:: Goal ::
Quote the entries starting at the line containing "line-marker-label: CaII: [748, 68, 774, 82]" and ending at the line containing "line-marker-label: K: [161, 51, 171, 65]", with both of those lines included.

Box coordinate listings
----------------

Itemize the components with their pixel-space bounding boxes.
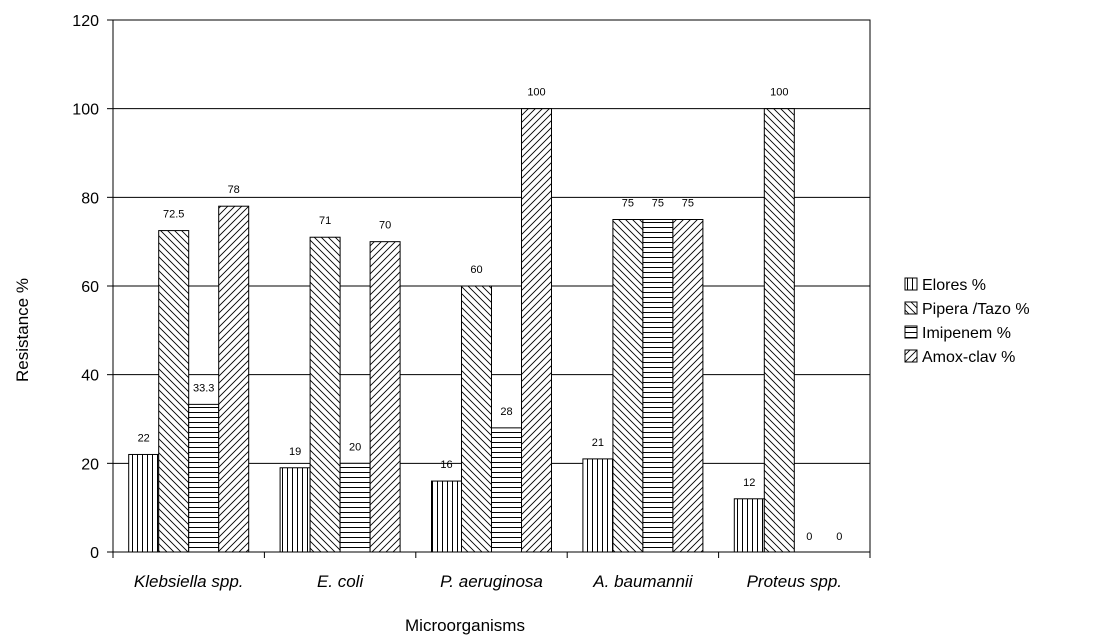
data-label: 16	[440, 459, 452, 471]
x-category-label: P. aeruginosa	[440, 572, 543, 591]
data-label: 22	[138, 432, 150, 444]
bar-0-0	[128, 453, 160, 553]
bar-2-3	[521, 108, 552, 553]
data-label: 75	[652, 198, 664, 210]
y-tick-label: 20	[81, 456, 99, 473]
legend-swatch	[904, 301, 918, 315]
data-label: 70	[379, 220, 391, 232]
x-category-label: Proteus spp.	[747, 572, 842, 591]
bar-4-1	[763, 108, 795, 553]
legend-label: Imipenem %	[922, 325, 1011, 342]
data-label: 71	[319, 215, 331, 227]
data-label: 0	[806, 531, 812, 543]
data-label: 78	[228, 184, 240, 196]
data-label: 0	[836, 531, 842, 543]
data-label: 20	[349, 441, 361, 453]
x-category-labels: Klebsiella spp. E. coli P. aeruginosa A. ba…	[134, 572, 842, 591]
data-label: 100	[527, 87, 545, 99]
legend-label: Amox-clav %	[922, 349, 1015, 366]
bars	[128, 108, 795, 553]
legend-label: Pipera /Tazo %	[922, 301, 1030, 318]
bar-3-2	[642, 219, 674, 553]
data-label: 28	[500, 406, 512, 418]
bar-3-3	[672, 219, 704, 553]
x-category-label: E. coli	[317, 572, 365, 591]
bar-0-2	[188, 403, 220, 553]
bar-0-3	[218, 205, 250, 553]
bar-2-0	[431, 480, 462, 553]
data-label: 75	[622, 198, 634, 210]
y-tick-label: 60	[81, 279, 99, 296]
bar-4-0	[733, 498, 765, 553]
data-label: 33.3	[193, 382, 214, 394]
bar-2-1	[461, 285, 492, 553]
bar-3-0	[582, 458, 614, 553]
data-label: 19	[289, 446, 301, 458]
data-label: 21	[592, 437, 604, 449]
data-labels: 22 72.5 33.3 78 19 71 20 70 16 60 28 100 21 75 75 75 12 1…	[138, 87, 843, 543]
x-axis-title: Microorganisms	[405, 616, 525, 635]
x-category-label: A. baumannii	[592, 572, 693, 591]
bar-1-1	[309, 236, 341, 553]
y-tick-label: 80	[81, 190, 99, 207]
data-label: 75	[682, 198, 694, 210]
y-tick-label: 40	[81, 368, 99, 385]
x-category-label: Klebsiella spp.	[134, 572, 244, 591]
data-label: 12	[743, 477, 755, 489]
legend-swatch	[904, 349, 918, 363]
data-label: 60	[470, 264, 482, 276]
bar-2-2	[491, 427, 522, 553]
legend-label: Elores %	[922, 277, 986, 294]
y-axis-title: Resistance %	[13, 278, 32, 382]
legend-swatch	[904, 277, 918, 291]
bar-3-1	[612, 219, 644, 553]
bar-1-2	[339, 462, 371, 553]
data-label: 72.5	[163, 209, 184, 221]
bar-1-0	[279, 467, 311, 553]
y-tick-labels: 0 20 40 60 80 100 120	[72, 13, 113, 562]
bar-0-1	[158, 230, 190, 553]
legend: Elores % Pipera /Tazo % Imipenem % Amox-cla…	[904, 277, 1030, 366]
bar-1-3	[369, 241, 401, 553]
data-label: 100	[770, 87, 788, 99]
y-tick-label: 120	[72, 13, 99, 30]
legend-swatch	[904, 325, 918, 339]
y-tick-label: 100	[72, 102, 99, 119]
y-tick-label: 0	[90, 545, 99, 562]
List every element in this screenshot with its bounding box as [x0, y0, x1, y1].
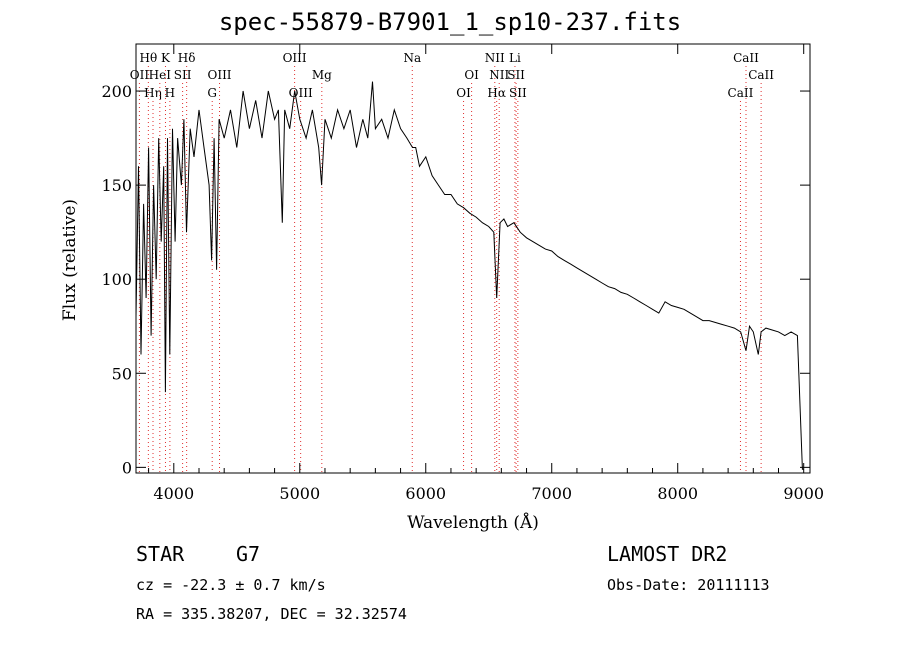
line-marker-label: CaII: [748, 68, 774, 82]
y-tick-label: 50: [112, 364, 132, 383]
x-tick-label: 4000: [153, 484, 194, 503]
line-marker-label: OII: [130, 68, 150, 82]
x-tick-label: 8000: [657, 484, 698, 503]
line-marker-label: OI: [456, 86, 471, 100]
line-marker-label: G: [207, 86, 217, 100]
line-marker-label: Hα: [487, 86, 506, 100]
survey-name: LAMOST DR2: [607, 542, 728, 566]
x-tick-label: 5000: [279, 484, 320, 503]
line-marker-label: NII: [489, 68, 509, 82]
obs-date: Obs-Date: 20111113: [607, 576, 770, 594]
line-marker-label: Na: [403, 51, 421, 65]
object-subclass: G7: [236, 542, 261, 566]
chart-title: spec-55879-B7901_1_sp10-237.fits: [218, 8, 682, 36]
line-marker-label: SII: [174, 68, 192, 82]
object-class: STAR: [136, 542, 185, 566]
line-marker-label: K: [161, 51, 171, 65]
redshift-readout: cz = -22.3 ± 0.7 km/s: [136, 576, 326, 594]
line-marker-label: Hη: [144, 86, 162, 100]
line-marker-label: OIII: [289, 86, 313, 100]
line-marker-label: NII: [485, 51, 505, 65]
x-tick-label: 7000: [531, 484, 572, 503]
axis-tick-layer: 4000 5000 6000 7000 8000 9000 0 50 100 150 200: [101, 44, 824, 503]
line-marker-label: Hθ: [139, 51, 157, 65]
y-tick-label: 0: [122, 458, 132, 477]
y-axis-label: Flux (relative): [60, 199, 80, 321]
y-tick-label: 100: [101, 270, 132, 289]
line-marker-label: H: [165, 86, 175, 100]
x-tick-label: 6000: [405, 484, 446, 503]
coordinates: RA = 335.38207, DEC = 32.32574: [136, 605, 407, 623]
line-marker-label: SII: [509, 86, 527, 100]
line-marker-label: HeI: [149, 68, 172, 82]
line-marker-label: OIII: [283, 51, 307, 65]
line-marker-label: Li: [509, 51, 521, 65]
spectrum-series-line: [135, 81, 804, 470]
x-tick-label: 9000: [783, 484, 824, 503]
plot-frame: [135, 43, 811, 474]
line-marker-label: Hδ: [178, 51, 196, 65]
line-marker-label: OI: [464, 68, 479, 82]
line-marker-label: OIII: [207, 68, 231, 82]
y-tick-label: 150: [101, 176, 132, 195]
y-tick-label: 200: [101, 82, 132, 101]
line-marker-label: CaII: [728, 86, 754, 100]
line-marker-label: CaII: [733, 51, 759, 65]
line-marker-label: Mg: [312, 68, 332, 82]
line-marker-label: SII: [507, 68, 525, 82]
x-axis-label: Wavelength (Å): [407, 512, 539, 533]
line-marker-layer: HθOIIHηHeIKSIIHHδOIIIGOIIIOIIIMgNaOIOINI…: [130, 51, 774, 473]
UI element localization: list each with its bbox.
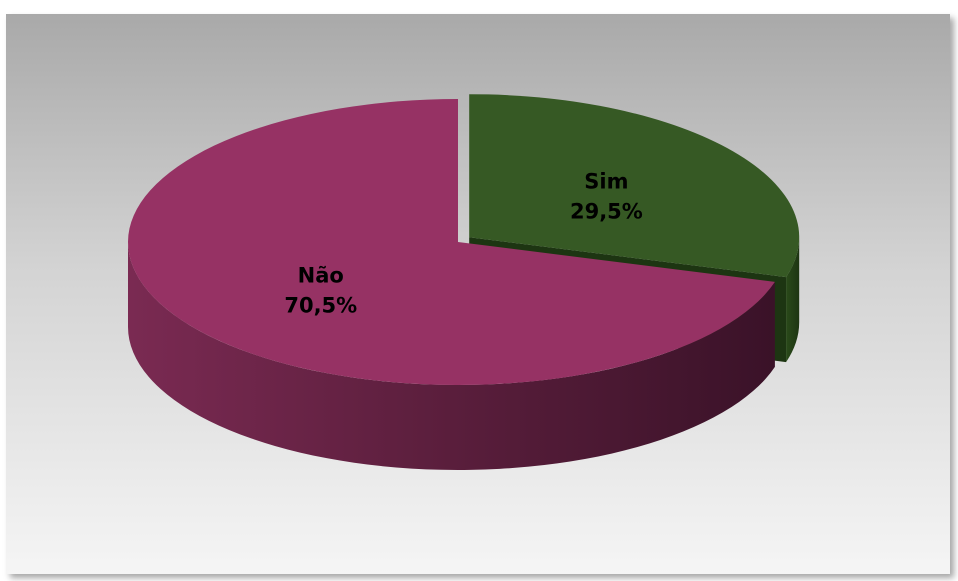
pie-side-sim: [786, 237, 800, 363]
pie-slice-n-o: [128, 99, 775, 385]
pie-slice-sim: [469, 94, 800, 278]
chart-area: Sim 29,5% Não 70,5%: [6, 14, 950, 574]
slice-label-sim: Sim: [584, 170, 628, 194]
slice-value-sim: 29,5%: [570, 200, 643, 224]
pie-chart: Sim 29,5% Não 70,5%: [128, 94, 800, 470]
pie-side-n-o: [128, 242, 775, 470]
slice-label-n-o: Não: [298, 264, 344, 288]
slice-value-n-o: 70,5%: [284, 294, 357, 318]
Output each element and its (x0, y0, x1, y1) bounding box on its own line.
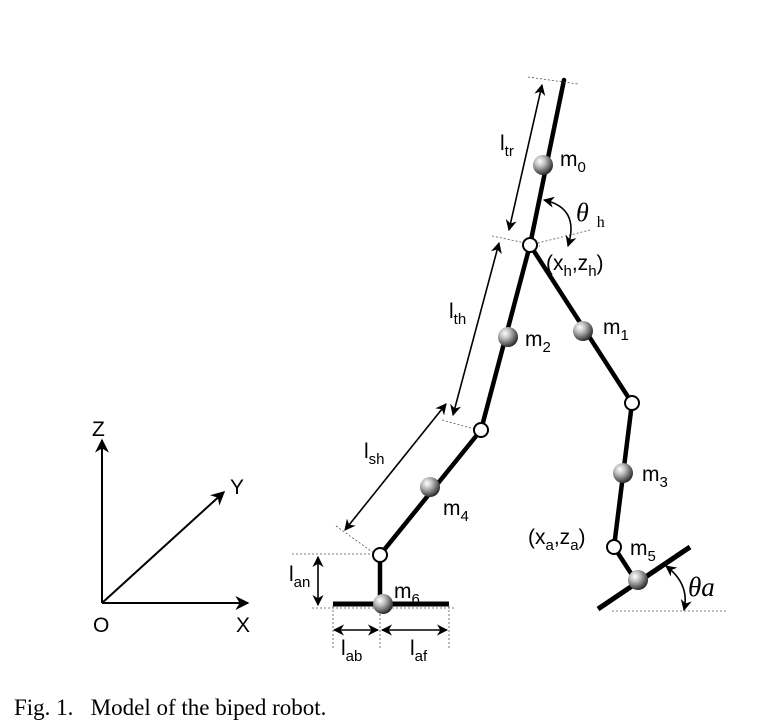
label-l-tr: ltr (500, 132, 514, 160)
y-axis-label: Y (230, 476, 244, 499)
l-sh-extension-bottom (335, 525, 379, 557)
label-l-sh: lsh (364, 440, 385, 468)
hip-angle-reference (529, 229, 591, 246)
mass-m6 (373, 594, 393, 614)
mass-m5 (628, 570, 648, 590)
label-l-ab: lab (341, 637, 362, 665)
ankle-joint-right (606, 539, 622, 555)
label-ankle-coordinates: (xa,za) (528, 526, 586, 554)
mass-m3 (613, 463, 633, 483)
l-tr-extension-top (527, 76, 579, 85)
biped-robot-diagram: Z Y X O (92, 76, 726, 665)
mass-m4 (420, 477, 440, 497)
mass-m1 (573, 321, 593, 341)
mass-m0 (533, 155, 553, 175)
z-axis-label: Z (92, 418, 105, 441)
knee-joint-left (473, 422, 489, 438)
label-hip-coordinates: (xh,zh) (546, 252, 604, 280)
label-m4: m4 (443, 497, 469, 525)
label-m0: m0 (560, 148, 586, 176)
theta-h-arc (542, 196, 577, 248)
origin-label: O (93, 614, 109, 637)
knee-joint-right (624, 395, 640, 411)
label-l-af: laf (410, 637, 428, 665)
figure-caption: Fig. 1. Model of the biped robot. (14, 695, 327, 720)
l-tr-dimension (505, 83, 546, 232)
coordinate-frame: Z Y X O (92, 418, 250, 637)
mass-m2 (498, 327, 518, 347)
ankle-joint-left (372, 547, 388, 563)
label-l-an: lan (289, 563, 310, 591)
label-m5: m5 (630, 537, 656, 565)
diagram-labels: ltr lth lsh lan lab laf m0 m1 m2 m3 m4 m… (289, 132, 715, 665)
label-m2: m2 (525, 328, 551, 356)
label-m3: m3 (642, 463, 668, 491)
theta-a-arc (665, 565, 692, 612)
l-sh-dimension (344, 403, 447, 531)
label-l-th: lth (449, 300, 466, 328)
label-theta-a: θa (688, 572, 715, 602)
hip-joint (522, 237, 538, 253)
x-axis-label: X (236, 614, 250, 637)
label-m6: m6 (394, 580, 420, 608)
y-axis (101, 491, 226, 604)
l-th-dimension (450, 241, 502, 417)
label-m1: m1 (603, 316, 629, 344)
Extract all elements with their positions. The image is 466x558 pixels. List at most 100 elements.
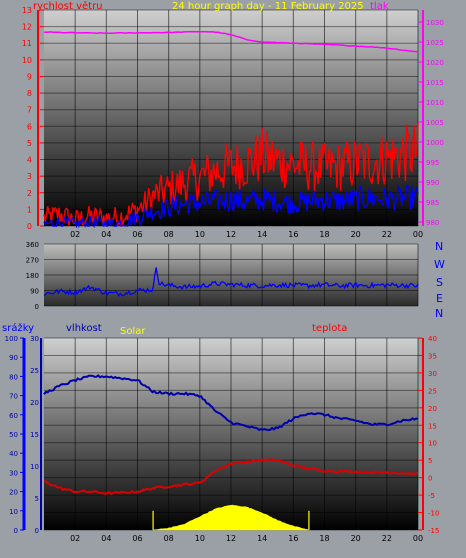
temp-y-tick-label: 15 — [428, 422, 437, 430]
rain-y-tick-label: 40 — [9, 450, 18, 458]
wind-x-tick-label: 10 — [195, 230, 205, 239]
rain-y-tick-label: 0 — [14, 527, 18, 535]
axes-layer: 0123456789101112139809859909951000100510… — [5, 6, 444, 543]
compass-e: E — [436, 292, 443, 305]
temp-y-tick-label: -15 — [428, 527, 439, 535]
temp-x-tick-label: 00 — [413, 534, 423, 543]
solar-label: Solar — [120, 326, 146, 337]
chart-title: 24 hour graph day - 11 February 2025 — [172, 1, 364, 12]
humidity-y-tick-label: 30 — [30, 335, 39, 343]
wind-x-tick-label: 12 — [226, 230, 236, 239]
compass-n-top: N — [435, 240, 443, 253]
wind-y-tick-label: 9 — [27, 72, 32, 81]
wind-y-tick-label: 1 — [27, 205, 32, 214]
wind-y-tick-label: 7 — [27, 106, 32, 115]
temp-x-tick-label: 10 — [195, 534, 205, 543]
humidity-line — [43, 374, 418, 432]
wind-x-tick-label: 04 — [101, 230, 111, 239]
temp-y-tick-label: -5 — [428, 492, 435, 500]
temperature-axis-label: teplota — [312, 323, 347, 334]
humidity-y-tick-label: 10 — [30, 463, 39, 471]
wind-y-tick-label: 6 — [27, 122, 32, 131]
temp-y-tick-label: 40 — [428, 335, 437, 343]
direction-y-tick-label: 90 — [30, 288, 39, 296]
rain-y-tick-label: 20 — [9, 489, 18, 497]
humidity-axis-label: vlhkost — [66, 323, 102, 334]
humidity-y-tick-label: 25 — [30, 367, 39, 375]
wind-x-tick-label: 16 — [288, 230, 298, 239]
wind-y-tick-label: 13 — [22, 6, 32, 15]
pressure-y-tick-label: 995 — [426, 159, 439, 167]
temp-y-tick-label: -10 — [428, 510, 439, 518]
pressure-line — [43, 30, 419, 53]
rain-y-tick-label: 90 — [9, 354, 18, 362]
wind-x-tick-label: 14 — [257, 230, 267, 239]
pressure-y-tick-label: 990 — [426, 179, 439, 187]
wind-y-tick-label: 2 — [27, 189, 32, 198]
temp-x-tick-label: 16 — [288, 534, 298, 543]
pressure-y-tick-label: 1015 — [426, 79, 444, 87]
temp-y-tick-label: 10 — [428, 440, 437, 448]
pressure-axis-label: tlak — [370, 1, 389, 12]
temp-x-tick-label: 02 — [70, 534, 80, 543]
temp-x-tick-label: 08 — [164, 534, 174, 543]
temp-x-tick-label: 04 — [101, 534, 111, 543]
humidity-y-tick-label: 15 — [30, 431, 39, 439]
rain-y-tick-label: 100 — [5, 335, 18, 343]
direction-y-tick-label: 0 — [35, 303, 39, 311]
wind-x-tick-label: 06 — [132, 230, 142, 239]
wind-direction-line — [43, 267, 419, 298]
wind-x-tick-label: 08 — [164, 230, 174, 239]
direction-y-tick-label: 180 — [26, 272, 39, 280]
compass-n-bottom: N — [435, 307, 443, 320]
compass-s: S — [436, 276, 443, 289]
pressure-y-tick-label: 1030 — [426, 19, 444, 27]
wind-x-tick-label: 18 — [319, 230, 329, 239]
rain-y-tick-label: 60 — [9, 412, 18, 420]
pressure-y-tick-label: 980 — [426, 219, 439, 227]
wind-y-tick-label: 4 — [27, 156, 32, 165]
rain-y-tick-label: 50 — [9, 431, 18, 439]
temp-y-tick-label: 0 — [428, 475, 432, 483]
temp-y-tick-label: 5 — [428, 457, 432, 465]
temperature-line — [43, 457, 419, 496]
pressure-y-tick-label: 1020 — [426, 59, 444, 67]
temp-y-tick-label: 20 — [428, 405, 437, 413]
temp-x-tick-label: 22 — [382, 534, 392, 543]
wind-x-tick-label: 22 — [382, 230, 392, 239]
humidity-y-tick-label: 5 — [35, 495, 39, 503]
pressure-y-tick-label: 1000 — [426, 139, 444, 147]
direction-y-tick-label: 270 — [26, 257, 39, 265]
wind-x-tick-label: 02 — [70, 230, 80, 239]
pressure-y-tick-label: 985 — [426, 199, 439, 207]
wind-y-tick-label: 12 — [22, 23, 32, 32]
solar-area — [152, 504, 310, 531]
temp-y-tick-label: 25 — [428, 387, 437, 395]
wind-x-tick-label: 20 — [351, 230, 361, 239]
pressure-y-tick-label: 1010 — [426, 99, 444, 107]
wind-y-tick-label: 0 — [27, 222, 32, 231]
wind-speed-axis-label: rychlost větru — [33, 0, 103, 12]
direction-y-tick-label: 360 — [26, 241, 39, 249]
pressure-y-tick-label: 1005 — [426, 119, 444, 127]
wind-y-tick-label: 5 — [27, 139, 32, 148]
temp-x-tick-label: 06 — [132, 534, 142, 543]
humidity-y-tick-label: 20 — [30, 399, 39, 407]
temp-x-tick-label: 20 — [351, 534, 361, 543]
rain-y-tick-label: 10 — [9, 508, 18, 516]
pressure-y-tick-label: 1025 — [426, 39, 444, 47]
temp-x-tick-label: 12 — [226, 534, 236, 543]
rain-y-tick-label: 80 — [9, 373, 18, 381]
wind-y-tick-label: 8 — [27, 89, 32, 98]
temp-x-tick-label: 14 — [257, 534, 267, 543]
temp-x-tick-label: 18 — [319, 534, 329, 543]
temp-y-tick-label: 35 — [428, 352, 437, 360]
wind-speed-line — [43, 122, 419, 227]
wind-x-tick-label: 00 — [413, 230, 423, 239]
wind-gust-line — [43, 183, 419, 229]
rain-y-tick-label: 30 — [9, 469, 18, 477]
series-layer — [43, 30, 419, 531]
rain-y-tick-label: 70 — [9, 393, 18, 401]
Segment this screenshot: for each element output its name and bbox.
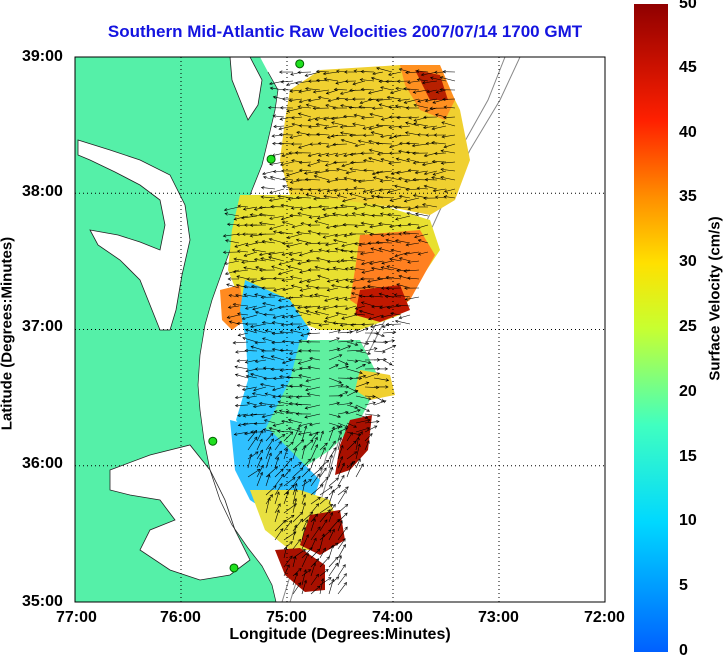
colorbar-tick: 45 (679, 59, 697, 77)
colorbar-tick: 30 (679, 253, 697, 271)
radar-station-marker (230, 564, 238, 572)
radar-station-marker (209, 437, 217, 445)
x-axis-label: Longitude (Degrees:Minutes) (75, 626, 605, 644)
radar-station-marker (296, 60, 304, 68)
y-tick: 38:00 (22, 183, 63, 201)
colorbar-tick: 5 (679, 577, 688, 595)
radar-station-marker (267, 155, 275, 163)
x-tick: 72:00 (584, 609, 625, 627)
colorbar-tick: 15 (679, 448, 697, 466)
colorbar-tick: 20 (679, 383, 697, 401)
x-tick: 73:00 (478, 609, 519, 627)
colorbar-tick: 10 (679, 512, 697, 530)
y-tick: 35:00 (22, 593, 63, 611)
y-tick: 37:00 (22, 318, 63, 336)
y-tick: 39:00 (22, 48, 63, 66)
colorbar-tick: 50 (679, 0, 697, 13)
colorbar-gradient (634, 4, 668, 652)
y-axis-label: Latitude (Degrees:Minutes) (0, 219, 16, 449)
y-tick: 36:00 (22, 455, 63, 473)
x-tick: 75:00 (266, 609, 307, 627)
colorbar-tick: 0 (679, 642, 688, 660)
x-tick: 74:00 (372, 609, 413, 627)
x-tick: 76:00 (160, 609, 201, 627)
colorbar-tick: 35 (679, 188, 697, 206)
colorbar-label: Surface Velocity (cm/s) (707, 184, 724, 414)
x-tick: 77:00 (56, 609, 97, 627)
colorbar-tick: 25 (679, 318, 697, 336)
colorbar-tick: 40 (679, 124, 697, 142)
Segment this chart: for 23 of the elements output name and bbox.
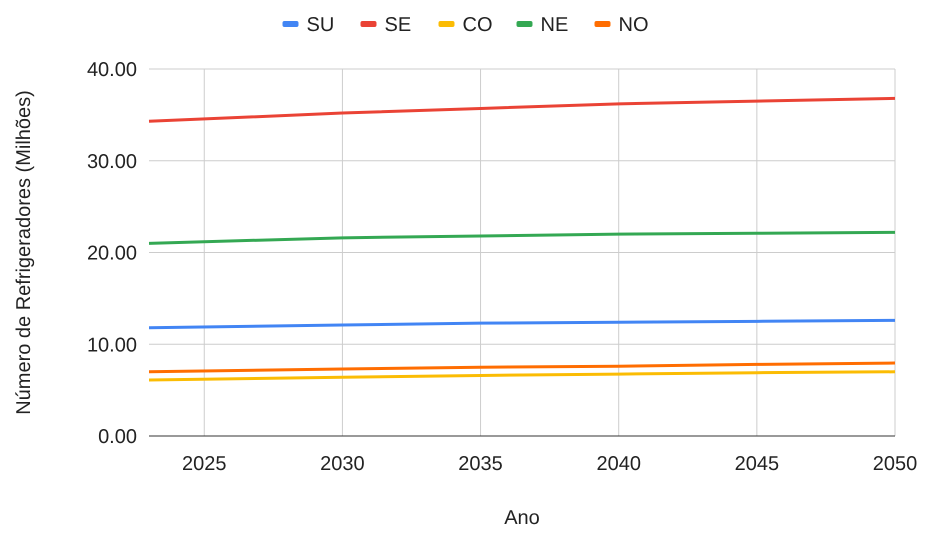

----------------

:: Solution for this problem ::
line-marker-label: CaII: [748, 68, 774, 82]
y-tick-label: 50: [112, 364, 132, 383]
x-tick-label: 4000: [153, 484, 194, 503]
line-marker-label: OII: [130, 68, 150, 82]
x-tick-label: 8000: [657, 484, 698, 503]
line-marker-label: OI: [456, 86, 471, 100]
line-marker-label: G: [207, 86, 217, 100]
line-marker-label: Hα: [487, 86, 506, 100]
survey-name: LAMOST DR2: [607, 542, 728, 566]
x-tick-label: 5000: [279, 484, 320, 503]
line-marker-label: NII: [489, 68, 509, 82]
obs-date: Obs-Date: 20111113: [607, 576, 770, 594]
line-marker-label: Na: [403, 51, 421, 65]
object-subclass: G7: [236, 542, 261, 566]
chart-title: spec-55879-B7901_1_sp10-237.fits: [218, 8, 682, 36]
line-marker-label: SII: [174, 68, 192, 82]
object-class: STAR: [136, 542, 185, 566]
line-marker-label: K: [161, 51, 171, 65]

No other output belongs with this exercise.